- _Exercise goal_:
In the records below, pick out all lines containing the word "ECMWF".

***

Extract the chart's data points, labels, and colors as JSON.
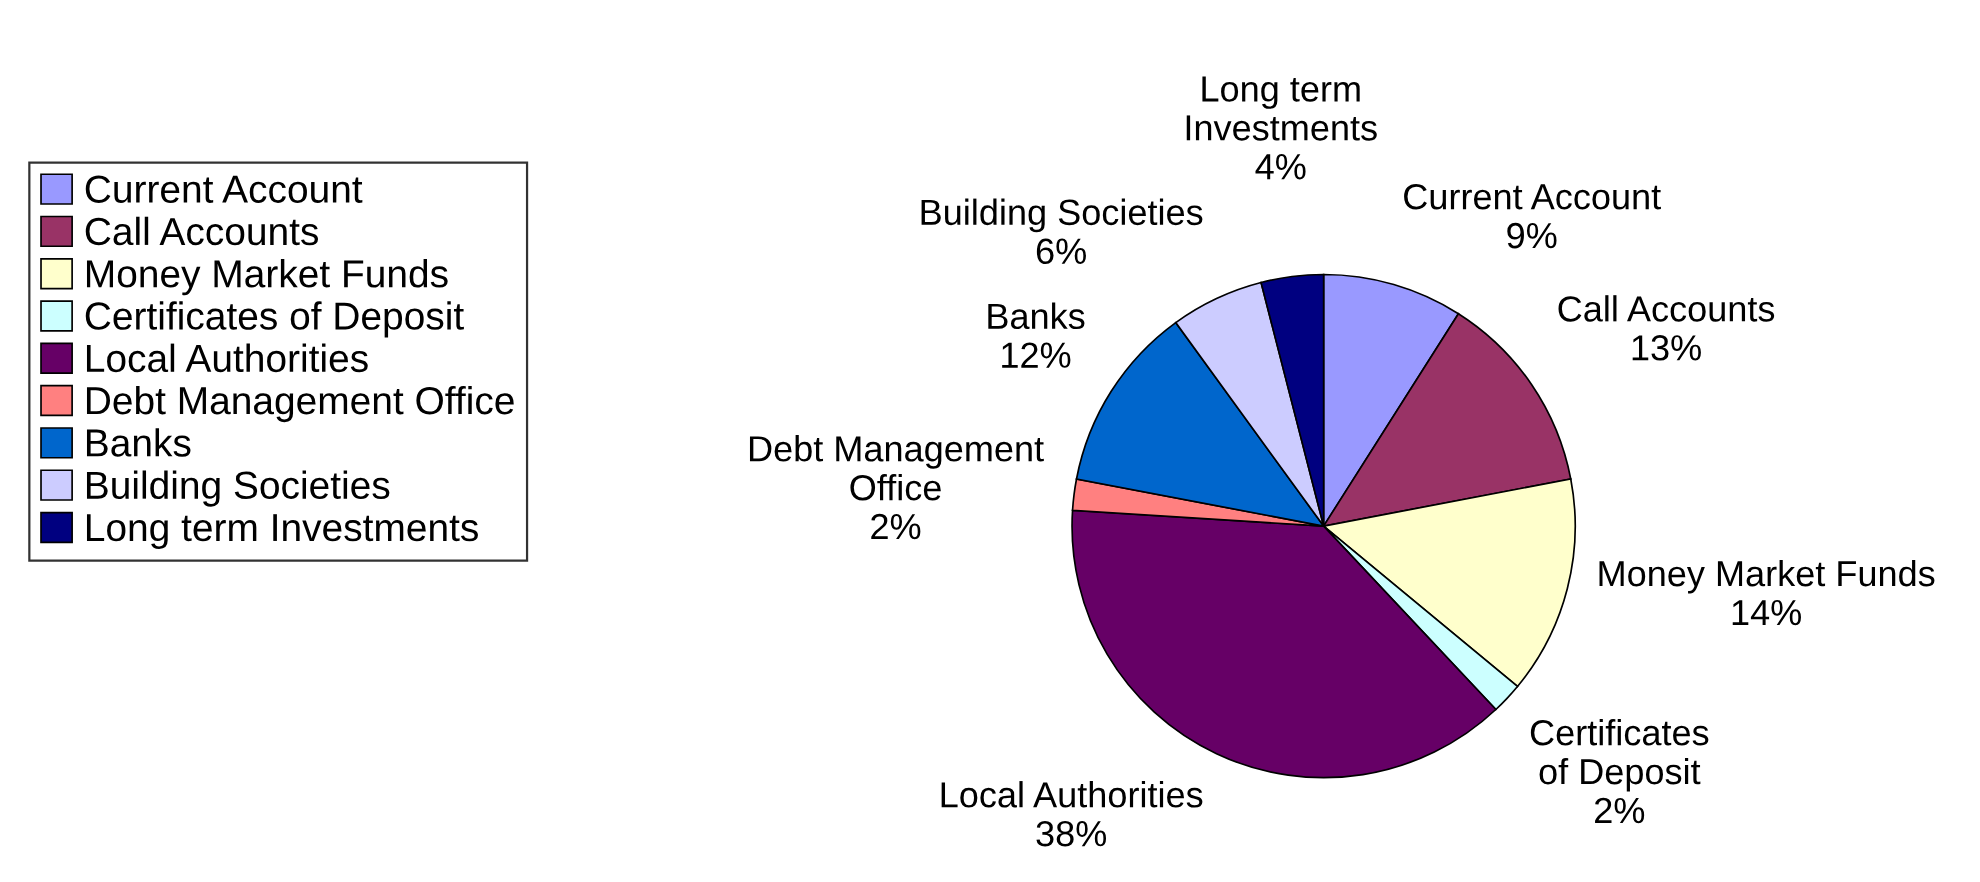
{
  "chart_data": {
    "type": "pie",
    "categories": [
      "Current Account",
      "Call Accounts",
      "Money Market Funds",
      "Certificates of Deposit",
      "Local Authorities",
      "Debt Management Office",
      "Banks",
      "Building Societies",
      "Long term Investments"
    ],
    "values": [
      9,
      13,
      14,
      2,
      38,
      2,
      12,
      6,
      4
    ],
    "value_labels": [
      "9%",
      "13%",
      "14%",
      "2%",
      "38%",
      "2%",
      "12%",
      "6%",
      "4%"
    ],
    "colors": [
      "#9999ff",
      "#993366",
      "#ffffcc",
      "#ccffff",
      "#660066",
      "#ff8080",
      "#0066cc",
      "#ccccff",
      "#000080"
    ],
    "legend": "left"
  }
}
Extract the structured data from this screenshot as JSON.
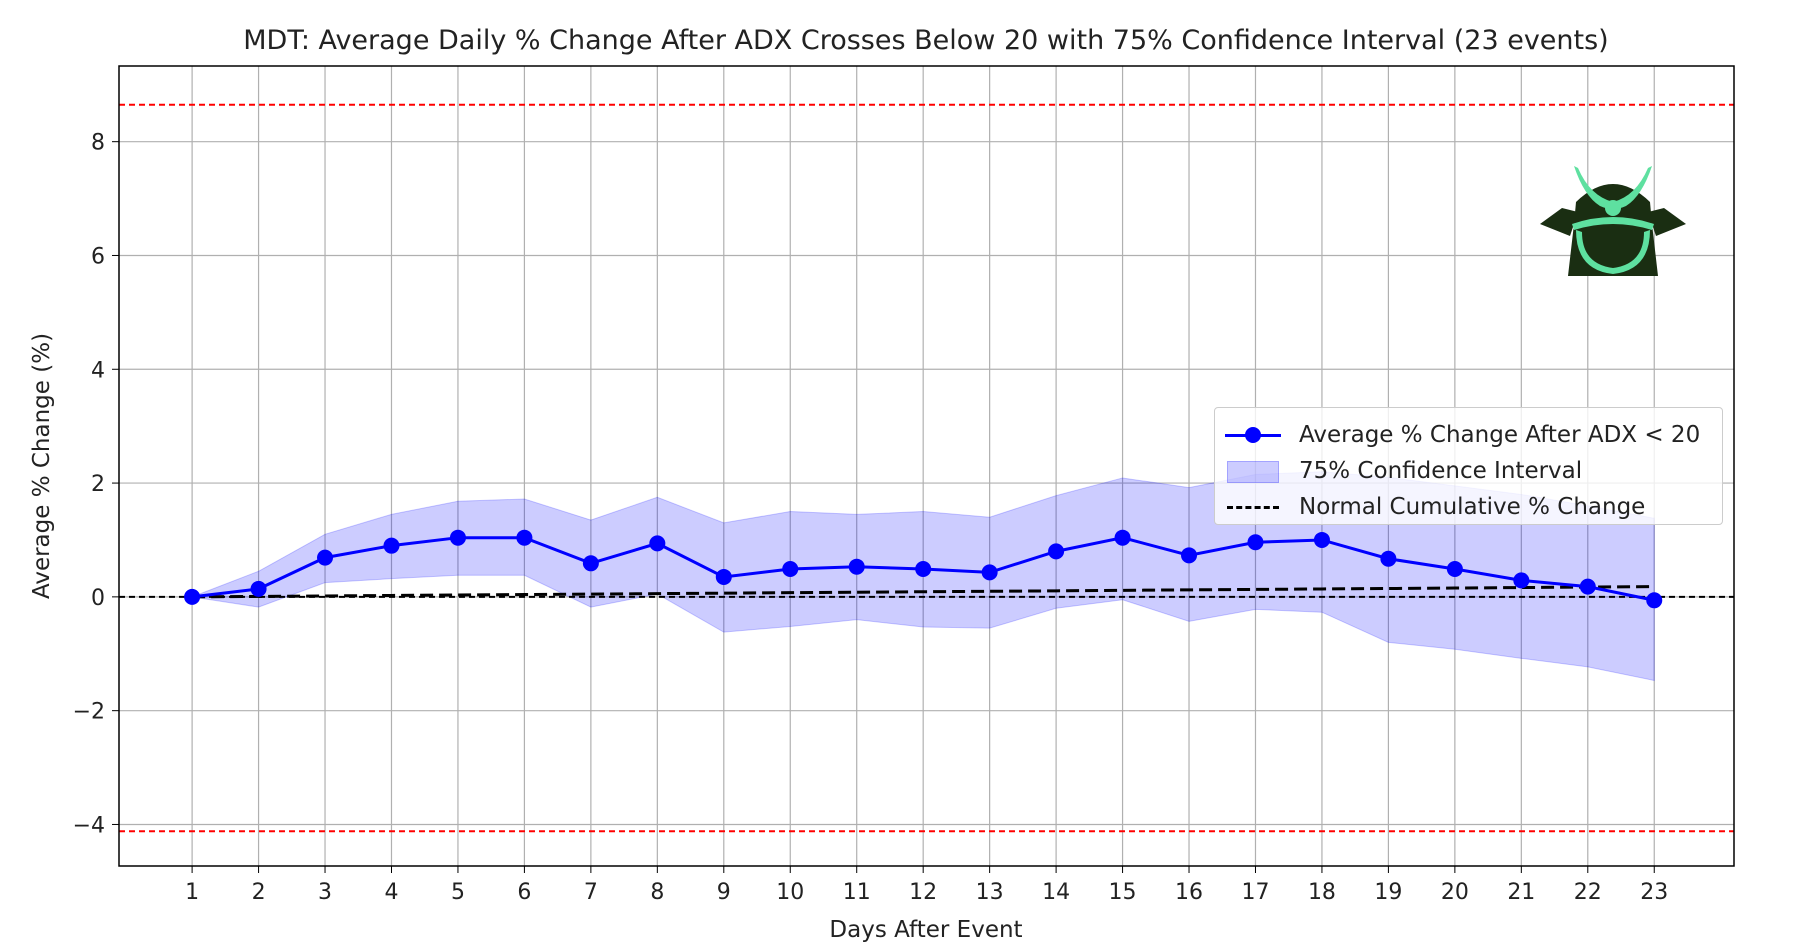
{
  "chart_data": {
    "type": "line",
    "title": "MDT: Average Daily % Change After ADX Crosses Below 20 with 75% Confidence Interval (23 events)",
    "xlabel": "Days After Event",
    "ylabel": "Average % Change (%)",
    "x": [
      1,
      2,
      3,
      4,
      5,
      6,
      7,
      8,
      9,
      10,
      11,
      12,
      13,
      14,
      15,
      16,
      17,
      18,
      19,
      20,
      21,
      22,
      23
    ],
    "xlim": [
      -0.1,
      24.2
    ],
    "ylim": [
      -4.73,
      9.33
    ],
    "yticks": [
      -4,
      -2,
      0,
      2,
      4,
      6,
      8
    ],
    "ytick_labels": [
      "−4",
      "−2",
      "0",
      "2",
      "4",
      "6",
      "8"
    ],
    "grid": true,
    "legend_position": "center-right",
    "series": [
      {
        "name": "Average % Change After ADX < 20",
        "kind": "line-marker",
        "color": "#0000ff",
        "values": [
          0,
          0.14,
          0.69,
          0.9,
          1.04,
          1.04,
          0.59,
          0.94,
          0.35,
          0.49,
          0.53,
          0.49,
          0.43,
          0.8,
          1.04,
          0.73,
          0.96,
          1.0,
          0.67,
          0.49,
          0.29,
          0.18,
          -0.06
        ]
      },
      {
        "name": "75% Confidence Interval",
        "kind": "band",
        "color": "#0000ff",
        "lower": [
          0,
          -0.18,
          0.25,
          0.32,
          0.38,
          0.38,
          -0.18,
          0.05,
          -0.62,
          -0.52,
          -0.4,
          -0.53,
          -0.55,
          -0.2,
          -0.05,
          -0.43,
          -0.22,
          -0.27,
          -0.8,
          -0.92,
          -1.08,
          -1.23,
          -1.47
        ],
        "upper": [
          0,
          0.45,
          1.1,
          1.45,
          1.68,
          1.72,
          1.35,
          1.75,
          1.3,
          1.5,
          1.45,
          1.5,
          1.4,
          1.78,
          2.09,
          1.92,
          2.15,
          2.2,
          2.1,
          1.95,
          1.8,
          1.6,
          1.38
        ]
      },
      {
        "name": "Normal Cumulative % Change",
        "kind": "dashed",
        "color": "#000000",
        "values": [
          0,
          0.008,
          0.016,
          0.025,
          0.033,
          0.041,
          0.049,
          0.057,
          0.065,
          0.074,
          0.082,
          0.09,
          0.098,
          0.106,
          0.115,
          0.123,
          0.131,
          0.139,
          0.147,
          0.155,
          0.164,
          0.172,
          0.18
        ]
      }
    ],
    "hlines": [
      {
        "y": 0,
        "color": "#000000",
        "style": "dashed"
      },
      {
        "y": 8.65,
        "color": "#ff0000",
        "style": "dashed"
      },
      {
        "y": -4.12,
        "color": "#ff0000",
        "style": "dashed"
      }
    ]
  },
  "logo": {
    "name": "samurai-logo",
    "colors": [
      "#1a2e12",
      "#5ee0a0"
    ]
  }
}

***

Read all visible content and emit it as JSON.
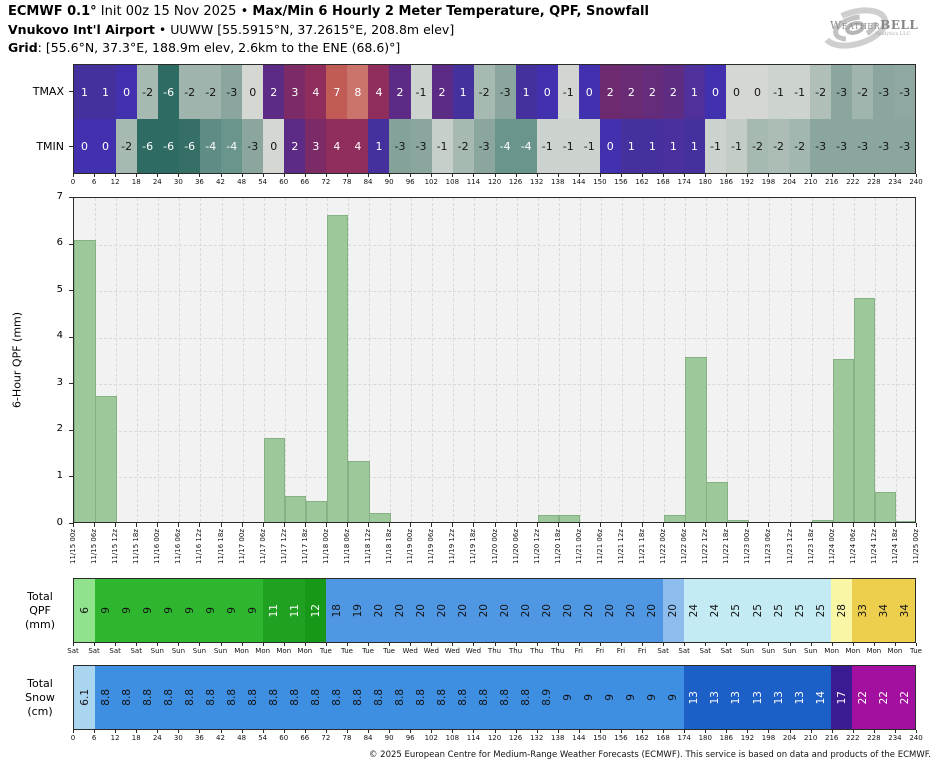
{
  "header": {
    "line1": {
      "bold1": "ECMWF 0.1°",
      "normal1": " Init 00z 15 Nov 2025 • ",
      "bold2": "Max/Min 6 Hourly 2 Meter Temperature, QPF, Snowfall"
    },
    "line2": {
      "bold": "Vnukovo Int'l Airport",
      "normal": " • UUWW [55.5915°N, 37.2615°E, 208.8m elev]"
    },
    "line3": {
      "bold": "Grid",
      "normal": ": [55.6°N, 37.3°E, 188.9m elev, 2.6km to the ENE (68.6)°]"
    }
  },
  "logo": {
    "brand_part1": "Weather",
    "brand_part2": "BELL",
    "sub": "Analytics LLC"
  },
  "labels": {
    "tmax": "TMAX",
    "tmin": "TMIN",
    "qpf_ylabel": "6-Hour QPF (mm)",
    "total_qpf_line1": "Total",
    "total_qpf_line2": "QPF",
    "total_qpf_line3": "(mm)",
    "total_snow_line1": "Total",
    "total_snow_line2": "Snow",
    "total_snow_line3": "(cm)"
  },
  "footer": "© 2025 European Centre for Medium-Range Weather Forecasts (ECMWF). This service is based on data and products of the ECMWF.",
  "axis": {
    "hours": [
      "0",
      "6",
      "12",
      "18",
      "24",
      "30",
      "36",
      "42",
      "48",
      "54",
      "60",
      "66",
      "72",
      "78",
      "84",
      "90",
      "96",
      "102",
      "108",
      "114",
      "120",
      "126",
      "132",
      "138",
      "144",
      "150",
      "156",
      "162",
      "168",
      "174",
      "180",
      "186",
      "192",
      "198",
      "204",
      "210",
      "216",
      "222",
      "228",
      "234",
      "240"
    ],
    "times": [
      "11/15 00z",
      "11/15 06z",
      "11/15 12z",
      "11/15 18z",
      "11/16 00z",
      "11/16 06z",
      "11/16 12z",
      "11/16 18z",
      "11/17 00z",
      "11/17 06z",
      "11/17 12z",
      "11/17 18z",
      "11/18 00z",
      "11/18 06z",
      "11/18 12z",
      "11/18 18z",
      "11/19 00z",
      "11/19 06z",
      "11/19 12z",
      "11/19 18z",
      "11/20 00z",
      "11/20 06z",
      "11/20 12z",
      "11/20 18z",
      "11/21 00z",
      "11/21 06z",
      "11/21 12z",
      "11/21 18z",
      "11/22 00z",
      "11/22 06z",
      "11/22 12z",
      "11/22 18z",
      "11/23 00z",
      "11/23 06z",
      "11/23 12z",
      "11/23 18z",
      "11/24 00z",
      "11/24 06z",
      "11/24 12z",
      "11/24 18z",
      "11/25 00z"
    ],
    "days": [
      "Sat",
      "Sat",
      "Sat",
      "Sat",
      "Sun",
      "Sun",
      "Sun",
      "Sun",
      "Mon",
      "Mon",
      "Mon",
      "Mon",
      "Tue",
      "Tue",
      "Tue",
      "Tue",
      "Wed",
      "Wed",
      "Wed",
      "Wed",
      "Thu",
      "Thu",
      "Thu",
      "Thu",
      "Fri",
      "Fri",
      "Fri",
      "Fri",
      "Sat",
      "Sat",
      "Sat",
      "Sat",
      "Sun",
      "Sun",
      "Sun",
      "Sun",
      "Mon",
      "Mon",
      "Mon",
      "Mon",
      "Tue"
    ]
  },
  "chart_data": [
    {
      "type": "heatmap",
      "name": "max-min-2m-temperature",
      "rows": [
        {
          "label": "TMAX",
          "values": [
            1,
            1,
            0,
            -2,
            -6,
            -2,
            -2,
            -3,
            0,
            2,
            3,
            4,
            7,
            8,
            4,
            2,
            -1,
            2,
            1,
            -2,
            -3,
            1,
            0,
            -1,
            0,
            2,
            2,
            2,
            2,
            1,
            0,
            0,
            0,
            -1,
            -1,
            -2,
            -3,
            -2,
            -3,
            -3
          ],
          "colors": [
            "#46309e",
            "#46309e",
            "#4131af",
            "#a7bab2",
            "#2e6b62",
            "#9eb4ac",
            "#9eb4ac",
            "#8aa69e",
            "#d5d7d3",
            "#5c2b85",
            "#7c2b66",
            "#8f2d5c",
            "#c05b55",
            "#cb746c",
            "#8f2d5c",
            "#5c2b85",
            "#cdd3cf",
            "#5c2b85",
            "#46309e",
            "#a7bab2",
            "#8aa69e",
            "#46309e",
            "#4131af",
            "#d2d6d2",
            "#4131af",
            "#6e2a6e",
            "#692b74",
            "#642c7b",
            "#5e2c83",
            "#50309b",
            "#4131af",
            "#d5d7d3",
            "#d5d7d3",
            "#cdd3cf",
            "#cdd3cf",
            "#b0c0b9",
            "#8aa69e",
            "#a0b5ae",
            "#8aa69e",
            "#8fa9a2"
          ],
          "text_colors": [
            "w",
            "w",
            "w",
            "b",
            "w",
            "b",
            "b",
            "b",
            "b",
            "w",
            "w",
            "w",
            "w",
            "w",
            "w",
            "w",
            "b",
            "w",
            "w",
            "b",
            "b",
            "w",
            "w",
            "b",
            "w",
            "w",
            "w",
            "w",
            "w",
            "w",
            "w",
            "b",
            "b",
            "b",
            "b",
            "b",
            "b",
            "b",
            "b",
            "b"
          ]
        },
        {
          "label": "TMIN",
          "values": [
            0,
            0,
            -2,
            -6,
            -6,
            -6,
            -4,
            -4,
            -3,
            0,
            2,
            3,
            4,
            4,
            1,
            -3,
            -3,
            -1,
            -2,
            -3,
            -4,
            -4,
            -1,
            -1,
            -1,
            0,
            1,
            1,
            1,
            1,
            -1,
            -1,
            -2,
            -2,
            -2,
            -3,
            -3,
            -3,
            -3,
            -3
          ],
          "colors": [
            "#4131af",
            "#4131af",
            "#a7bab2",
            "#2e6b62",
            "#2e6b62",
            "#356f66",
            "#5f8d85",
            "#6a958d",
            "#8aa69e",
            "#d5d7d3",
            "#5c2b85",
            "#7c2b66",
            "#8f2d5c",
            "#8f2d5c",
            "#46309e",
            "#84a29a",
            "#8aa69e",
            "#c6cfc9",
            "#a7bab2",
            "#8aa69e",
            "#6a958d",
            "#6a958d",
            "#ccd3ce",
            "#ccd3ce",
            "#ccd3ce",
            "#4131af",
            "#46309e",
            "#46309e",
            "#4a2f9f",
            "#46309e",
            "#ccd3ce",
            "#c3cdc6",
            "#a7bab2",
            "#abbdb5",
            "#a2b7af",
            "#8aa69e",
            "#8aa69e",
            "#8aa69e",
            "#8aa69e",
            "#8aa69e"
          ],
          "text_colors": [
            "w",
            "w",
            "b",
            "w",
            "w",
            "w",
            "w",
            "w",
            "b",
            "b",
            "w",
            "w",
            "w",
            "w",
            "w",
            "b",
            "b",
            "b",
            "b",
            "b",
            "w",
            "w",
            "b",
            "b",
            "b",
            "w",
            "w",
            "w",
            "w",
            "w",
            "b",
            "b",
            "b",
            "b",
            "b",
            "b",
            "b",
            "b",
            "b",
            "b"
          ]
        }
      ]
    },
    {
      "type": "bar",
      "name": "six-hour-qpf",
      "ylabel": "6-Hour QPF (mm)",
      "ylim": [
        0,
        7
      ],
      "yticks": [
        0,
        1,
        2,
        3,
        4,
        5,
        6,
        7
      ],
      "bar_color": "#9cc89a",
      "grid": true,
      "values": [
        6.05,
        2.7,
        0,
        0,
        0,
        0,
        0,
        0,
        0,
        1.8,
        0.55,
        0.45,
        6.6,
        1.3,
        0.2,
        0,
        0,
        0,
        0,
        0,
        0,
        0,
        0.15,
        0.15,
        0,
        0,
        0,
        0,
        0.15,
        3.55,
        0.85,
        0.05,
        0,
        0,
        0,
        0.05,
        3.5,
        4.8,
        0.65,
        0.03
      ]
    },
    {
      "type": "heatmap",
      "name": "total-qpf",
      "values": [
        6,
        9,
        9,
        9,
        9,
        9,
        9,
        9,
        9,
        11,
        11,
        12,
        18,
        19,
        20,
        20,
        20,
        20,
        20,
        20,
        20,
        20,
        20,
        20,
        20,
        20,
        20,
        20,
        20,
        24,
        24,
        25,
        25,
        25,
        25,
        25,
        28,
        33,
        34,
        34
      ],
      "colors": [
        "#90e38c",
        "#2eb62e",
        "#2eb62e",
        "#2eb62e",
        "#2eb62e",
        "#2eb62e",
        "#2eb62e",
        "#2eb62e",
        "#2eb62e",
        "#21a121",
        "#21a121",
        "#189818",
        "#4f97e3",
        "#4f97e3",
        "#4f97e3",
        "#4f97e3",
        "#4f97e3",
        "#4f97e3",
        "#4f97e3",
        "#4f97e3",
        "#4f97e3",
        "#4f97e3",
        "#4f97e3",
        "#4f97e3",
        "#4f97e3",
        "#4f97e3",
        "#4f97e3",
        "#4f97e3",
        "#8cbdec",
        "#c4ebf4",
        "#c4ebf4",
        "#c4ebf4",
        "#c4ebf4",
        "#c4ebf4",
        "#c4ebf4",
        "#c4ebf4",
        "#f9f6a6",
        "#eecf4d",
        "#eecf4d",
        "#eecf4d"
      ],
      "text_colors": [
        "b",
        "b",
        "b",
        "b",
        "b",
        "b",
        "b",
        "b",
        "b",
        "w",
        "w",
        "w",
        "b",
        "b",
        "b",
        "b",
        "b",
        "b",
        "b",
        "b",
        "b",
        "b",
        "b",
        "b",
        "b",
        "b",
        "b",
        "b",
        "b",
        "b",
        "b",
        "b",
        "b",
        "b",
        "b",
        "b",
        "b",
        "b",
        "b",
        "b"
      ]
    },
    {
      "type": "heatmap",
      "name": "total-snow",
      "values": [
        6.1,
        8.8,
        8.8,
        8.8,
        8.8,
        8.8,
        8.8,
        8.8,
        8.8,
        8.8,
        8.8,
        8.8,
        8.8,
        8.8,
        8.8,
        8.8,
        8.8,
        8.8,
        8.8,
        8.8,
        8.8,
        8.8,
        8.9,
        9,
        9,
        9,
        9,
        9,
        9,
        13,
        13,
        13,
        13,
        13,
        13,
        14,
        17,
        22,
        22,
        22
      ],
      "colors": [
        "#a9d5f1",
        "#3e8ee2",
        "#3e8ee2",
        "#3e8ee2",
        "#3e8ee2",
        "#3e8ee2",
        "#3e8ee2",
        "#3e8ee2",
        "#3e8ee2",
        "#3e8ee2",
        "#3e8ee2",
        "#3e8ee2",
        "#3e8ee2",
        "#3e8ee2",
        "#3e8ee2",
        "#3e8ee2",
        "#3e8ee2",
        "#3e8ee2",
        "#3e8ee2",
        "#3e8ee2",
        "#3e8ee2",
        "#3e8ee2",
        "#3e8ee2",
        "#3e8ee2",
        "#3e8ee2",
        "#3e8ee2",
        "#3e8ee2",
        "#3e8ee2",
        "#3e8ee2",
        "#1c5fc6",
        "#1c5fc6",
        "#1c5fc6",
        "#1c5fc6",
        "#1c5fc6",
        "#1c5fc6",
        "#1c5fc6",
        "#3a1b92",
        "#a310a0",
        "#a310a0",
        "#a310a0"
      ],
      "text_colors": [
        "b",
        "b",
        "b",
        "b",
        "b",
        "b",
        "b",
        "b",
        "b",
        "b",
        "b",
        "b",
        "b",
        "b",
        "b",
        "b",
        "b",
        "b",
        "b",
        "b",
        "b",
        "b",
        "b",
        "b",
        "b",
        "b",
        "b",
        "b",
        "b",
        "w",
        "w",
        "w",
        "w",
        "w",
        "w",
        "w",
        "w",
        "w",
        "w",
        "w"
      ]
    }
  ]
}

***

- _Response_:
      "bold1": "ECMWF 0.1°",
  "footer": "© 2025 European Centre for Medium-Range Weather Forecasts (ECMWF). This service is based on data and products of the ECMWF.",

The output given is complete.